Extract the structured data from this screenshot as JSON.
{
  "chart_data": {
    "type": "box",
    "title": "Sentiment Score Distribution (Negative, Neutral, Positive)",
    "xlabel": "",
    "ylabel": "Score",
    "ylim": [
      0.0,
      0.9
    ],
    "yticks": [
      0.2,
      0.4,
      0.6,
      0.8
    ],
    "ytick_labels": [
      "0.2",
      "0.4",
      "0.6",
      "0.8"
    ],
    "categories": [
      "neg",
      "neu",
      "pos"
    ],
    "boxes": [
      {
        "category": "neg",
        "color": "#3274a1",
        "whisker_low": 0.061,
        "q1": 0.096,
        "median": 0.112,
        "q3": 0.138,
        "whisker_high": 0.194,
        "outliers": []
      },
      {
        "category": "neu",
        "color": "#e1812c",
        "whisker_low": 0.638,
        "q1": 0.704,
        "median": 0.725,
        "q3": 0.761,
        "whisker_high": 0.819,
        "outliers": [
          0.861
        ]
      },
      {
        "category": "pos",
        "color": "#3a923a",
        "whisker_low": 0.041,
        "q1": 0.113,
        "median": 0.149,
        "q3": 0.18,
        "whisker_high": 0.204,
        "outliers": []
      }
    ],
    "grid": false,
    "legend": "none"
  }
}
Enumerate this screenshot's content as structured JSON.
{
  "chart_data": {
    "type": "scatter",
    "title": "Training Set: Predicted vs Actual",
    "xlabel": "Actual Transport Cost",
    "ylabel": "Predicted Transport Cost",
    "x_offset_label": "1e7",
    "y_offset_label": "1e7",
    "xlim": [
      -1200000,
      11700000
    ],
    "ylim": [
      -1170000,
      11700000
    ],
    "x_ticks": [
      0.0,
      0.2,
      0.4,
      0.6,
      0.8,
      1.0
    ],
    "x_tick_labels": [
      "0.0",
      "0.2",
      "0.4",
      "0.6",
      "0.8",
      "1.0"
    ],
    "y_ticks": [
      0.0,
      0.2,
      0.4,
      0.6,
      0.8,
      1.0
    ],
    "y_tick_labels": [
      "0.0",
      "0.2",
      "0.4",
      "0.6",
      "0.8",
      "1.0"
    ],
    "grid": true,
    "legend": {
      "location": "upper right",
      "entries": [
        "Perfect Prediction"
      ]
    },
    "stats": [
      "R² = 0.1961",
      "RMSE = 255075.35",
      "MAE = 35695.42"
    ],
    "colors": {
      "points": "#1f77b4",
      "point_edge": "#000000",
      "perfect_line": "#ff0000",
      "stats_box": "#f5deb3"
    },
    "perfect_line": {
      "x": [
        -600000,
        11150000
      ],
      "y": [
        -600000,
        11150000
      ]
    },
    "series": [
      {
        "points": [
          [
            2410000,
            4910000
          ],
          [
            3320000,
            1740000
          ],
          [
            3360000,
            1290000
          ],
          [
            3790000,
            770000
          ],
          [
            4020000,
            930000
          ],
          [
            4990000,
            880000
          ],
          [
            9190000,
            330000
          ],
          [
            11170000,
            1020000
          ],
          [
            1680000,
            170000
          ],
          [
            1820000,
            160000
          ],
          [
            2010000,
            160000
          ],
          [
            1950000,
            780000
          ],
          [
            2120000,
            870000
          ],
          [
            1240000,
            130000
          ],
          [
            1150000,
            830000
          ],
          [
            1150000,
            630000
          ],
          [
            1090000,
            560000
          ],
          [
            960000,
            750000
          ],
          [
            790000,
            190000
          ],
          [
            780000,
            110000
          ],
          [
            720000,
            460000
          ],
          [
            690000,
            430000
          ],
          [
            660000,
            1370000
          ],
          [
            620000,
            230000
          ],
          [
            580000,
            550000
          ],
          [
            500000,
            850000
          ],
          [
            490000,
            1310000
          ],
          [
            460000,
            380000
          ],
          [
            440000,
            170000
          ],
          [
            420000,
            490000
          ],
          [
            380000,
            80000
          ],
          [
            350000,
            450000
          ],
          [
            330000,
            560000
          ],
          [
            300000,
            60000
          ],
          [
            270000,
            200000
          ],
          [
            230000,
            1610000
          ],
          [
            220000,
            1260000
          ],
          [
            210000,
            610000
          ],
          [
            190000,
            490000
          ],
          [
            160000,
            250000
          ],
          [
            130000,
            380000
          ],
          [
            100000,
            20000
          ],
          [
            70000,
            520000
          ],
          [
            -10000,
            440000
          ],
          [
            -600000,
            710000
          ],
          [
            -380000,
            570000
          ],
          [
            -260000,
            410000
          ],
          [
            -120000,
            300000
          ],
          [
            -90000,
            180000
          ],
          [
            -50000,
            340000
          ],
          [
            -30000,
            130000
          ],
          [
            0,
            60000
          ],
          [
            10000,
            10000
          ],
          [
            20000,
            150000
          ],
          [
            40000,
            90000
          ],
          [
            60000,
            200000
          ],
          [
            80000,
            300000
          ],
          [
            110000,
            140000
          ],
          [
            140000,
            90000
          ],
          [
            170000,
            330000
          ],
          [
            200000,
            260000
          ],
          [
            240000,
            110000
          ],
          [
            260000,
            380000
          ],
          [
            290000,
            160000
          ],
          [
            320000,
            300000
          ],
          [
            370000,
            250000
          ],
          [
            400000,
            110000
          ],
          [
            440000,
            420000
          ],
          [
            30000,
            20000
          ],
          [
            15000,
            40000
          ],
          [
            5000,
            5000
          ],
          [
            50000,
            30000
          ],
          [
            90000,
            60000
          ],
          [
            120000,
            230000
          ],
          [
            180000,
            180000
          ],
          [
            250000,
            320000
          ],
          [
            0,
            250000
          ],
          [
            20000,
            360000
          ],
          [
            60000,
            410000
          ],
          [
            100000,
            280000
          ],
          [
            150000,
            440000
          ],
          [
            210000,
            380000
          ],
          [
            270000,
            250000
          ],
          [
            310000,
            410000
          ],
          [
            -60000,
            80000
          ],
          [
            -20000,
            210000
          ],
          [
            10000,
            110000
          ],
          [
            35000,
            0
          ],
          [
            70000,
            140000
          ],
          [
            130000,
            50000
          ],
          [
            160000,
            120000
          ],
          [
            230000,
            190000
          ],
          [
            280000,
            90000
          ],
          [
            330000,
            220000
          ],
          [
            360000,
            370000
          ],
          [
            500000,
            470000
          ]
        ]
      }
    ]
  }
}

**REQUIRED WORK:**
From the data above, extract every line in its exact form.

**WRITTEN RESPONSE:**
Extract the structured data from this screenshot as JSON.
{
  "chart_data": {
    "type": "box",
    "title": "Sentiment Score Distribution (Negative, Neutral, Positive)",
    "xlabel": "",
    "ylabel": "Score",
    "ylim": [
      0.0,
      0.9
    ],
    "yticks": [
      0.2,
      0.4,
      0.6,
      0.8
    ],
    "ytick_labels": [
      "0.2",
      "0.4",
      "0.6",
      "0.8"
    ],
    "categories": [
      "neg",
      "neu",
      "pos"
    ],
    "boxes": [
      {
        "category": "neg",
        "color": "#3274a1",
        "whisker_low": 0.061,
        "q1": 0.096,
        "median": 0.112,
        "q3": 0.138,
        "whisker_high": 0.194,
        "outliers": []
      },
      {
        "category": "neu",
        "color": "#e1812c",
        "whisker_low": 0.638,
        "q1": 0.704,
        "median": 0.725,
        "q3": 0.761,
        "whisker_high": 0.819,
        "outliers": [
          0.861
        ]
      },
      {
        "category": "pos",
        "color": "#3a923a",
        "whisker_low": 0.041,
        "q1": 0.113,
        "median": 0.149,
        "q3": 0.18,
        "whisker_high": 0.204,
        "outliers": []
      }
    ],
    "grid": false,
    "legend": "none"
  }
}
Enumerate this screenshot's content as structured JSON.
{
  "chart_data": {
    "type": "scatter",
    "title": "Training Set: Predicted vs Actual",
    "xlabel": "Actual Transport Cost",
    "ylabel": "Predicted Transport Cost",
    "x_offset_label": "1e7",
    "y_offset_label": "1e7",
    "xlim": [
      -1200000,
      11700000
    ],
    "ylim": [
      -1170000,
      11700000
    ],
    "x_ticks": [
      0.0,
      0.2,
      0.4,
      0.6,
      0.8,
      1.0
    ],
    "x_tick_labels": [
      "0.0",
      "0.2",
      "0.4",
      "0.6",
      "0.8",
      "1.0"
    ],
    "y_ticks": [
      0.0,
      0.2,
      0.4,
      0.6,
      0.8,
      1.0
    ],
    "y_tick_labels": [
      "0.0",
      "0.2",
      "0.4",
      "0.6",
      "0.8",
      "1.0"
    ],
    "grid": true,
    "legend": {
      "location": "upper right",
      "entries": [
        "Perfect Prediction"
      ]
    },
    "stats": [
      "R² = 0.1961",
      "RMSE = 255075.35",
      "MAE = 35695.42"
    ],
    "colors": {
      "points": "#1f77b4",
      "point_edge": "#000000",
      "perfect_line": "#ff0000",
      "stats_box": "#f5deb3"
    },
    "perfect_line": {
      "x": [
        -600000,
        11150000
      ],
      "y": [
        -600000,
        11150000
      ]
    },
    "series": [
      {
        "points": [
          [
            2410000,
            4910000
          ],
          [
            3320000,
            1740000
          ],
          [
            3360000,
            1290000
          ],
          [
            3790000,
            770000
          ],
          [
            4020000,
            930000
          ],
          [
            4990000,
            880000
          ],
          [
            9190000,
            330000
          ],
          [
            11170000,
            1020000
          ],
          [
            1680000,
            170000
          ],
          [
            1820000,
            160000
          ],
          [
            2010000,
            160000
          ],
          [
            1950000,
            780000
          ],
          [
            2120000,
            870000
          ],
          [
            1240000,
            130000
          ],
          [
            1150000,
            830000
          ],
          [
            1150000,
            630000
          ],
          [
            1090000,
            560000
          ],
          [
            960000,
            750000
          ],
          [
            790000,
            190000
          ],
          [
            780000,
            110000
          ],
          [
            720000,
            460000
          ],
          [
            690000,
            430000
          ],
          [
            660000,
            1370000
          ],
          [
            620000,
            230000
          ],
          [
            580000,
            550000
          ],
          [
            500000,
            850000
          ],
          [
            490000,
            1310000
          ],
          [
            460000,
            380000
          ],
          [
            440000,
            170000
          ],
          [
            420000,
            490000
          ],
          [
            380000,
            80000
          ],
          [
            350000,
            450000
          ],
          [
            330000,
            560000
          ],
          [
            300000,
            60000
          ],
          [
            270000,
            200000
          ],
          [
            230000,
            1610000
          ],
          [
            220000,
            1260000
          ],
          [
            210000,
            610000
          ],
          [
            190000,
            490000
          ],
          [
            160000,
            250000
          ],
          [
            130000,
            380000
          ],
          [
            100000,
            20000
          ],
          [
            70000,
            520000
          ],
          [
            -10000,
            440000
          ],
          [
            -600000,
            710000
          ],
          [
            -380000,
            570000
          ],
          [
            -260000,
            410000
          ],
          [
            -120000,
            300000
          ],
          [
            -90000,
            180000
          ],
          [
            -50000,
            340000
          ],
          [
            -30000,
            130000
          ],
          [
            0,
            60000
          ],
          [
            10000,
            10000
          ],
          [
            20000,
            150000
          ],
          [
            40000,
            90000
          ],
          [
            60000,
            200000
          ],
          [
            80000,
            300000
          ],
          [
            110000,
            140000
          ],
          [
            140000,
            90000
          ],
          [
            170000,
            330000
          ],
          [
            200000,
            260000
          ],
          [
            240000,
            110000
          ],
          [
            260000,
            380000
          ],
          [
            290000,
            160000
          ],
          [
            320000,
            300000
          ],
          [
            370000,
            250000
          ],
          [
            400000,
            110000
          ],
          [
            440000,
            420000
          ],
          [
            30000,
            20000
          ],
          [
            15000,
            40000
          ],
          [
            5000,
            5000
          ],
          [
            50000,
            30000
          ],
          [
            90000,
            60000
          ],
          [
            120000,
            230000
          ],
          [
            180000,
            180000
          ],
          [
            250000,
            320000
          ],
          [
            0,
            250000
          ],
          [
            20000,
            360000
          ],
          [
            60000,
            410000
          ],
          [
            100000,
            280000
          ],
          [
            150000,
            440000
          ],
          [
            210000,
            380000
          ],
          [
            270000,
            250000
          ],
          [
            310000,
            410000
          ],
          [
            -60000,
            80000
          ],
          [
            -20000,
            210000
          ],
          [
            10000,
            110000
          ],
          [
            35000,
            0
          ],
          [
            70000,
            140000
          ],
          [
            130000,
            50000
          ],
          [
            160000,
            120000
          ],
          [
            230000,
            190000
          ],
          [
            280000,
            90000
          ],
          [
            330000,
            220000
          ],
          [
            360000,
            370000
          ],
          [
            500000,
            470000
          ]
        ]
      }
    ]
  }
}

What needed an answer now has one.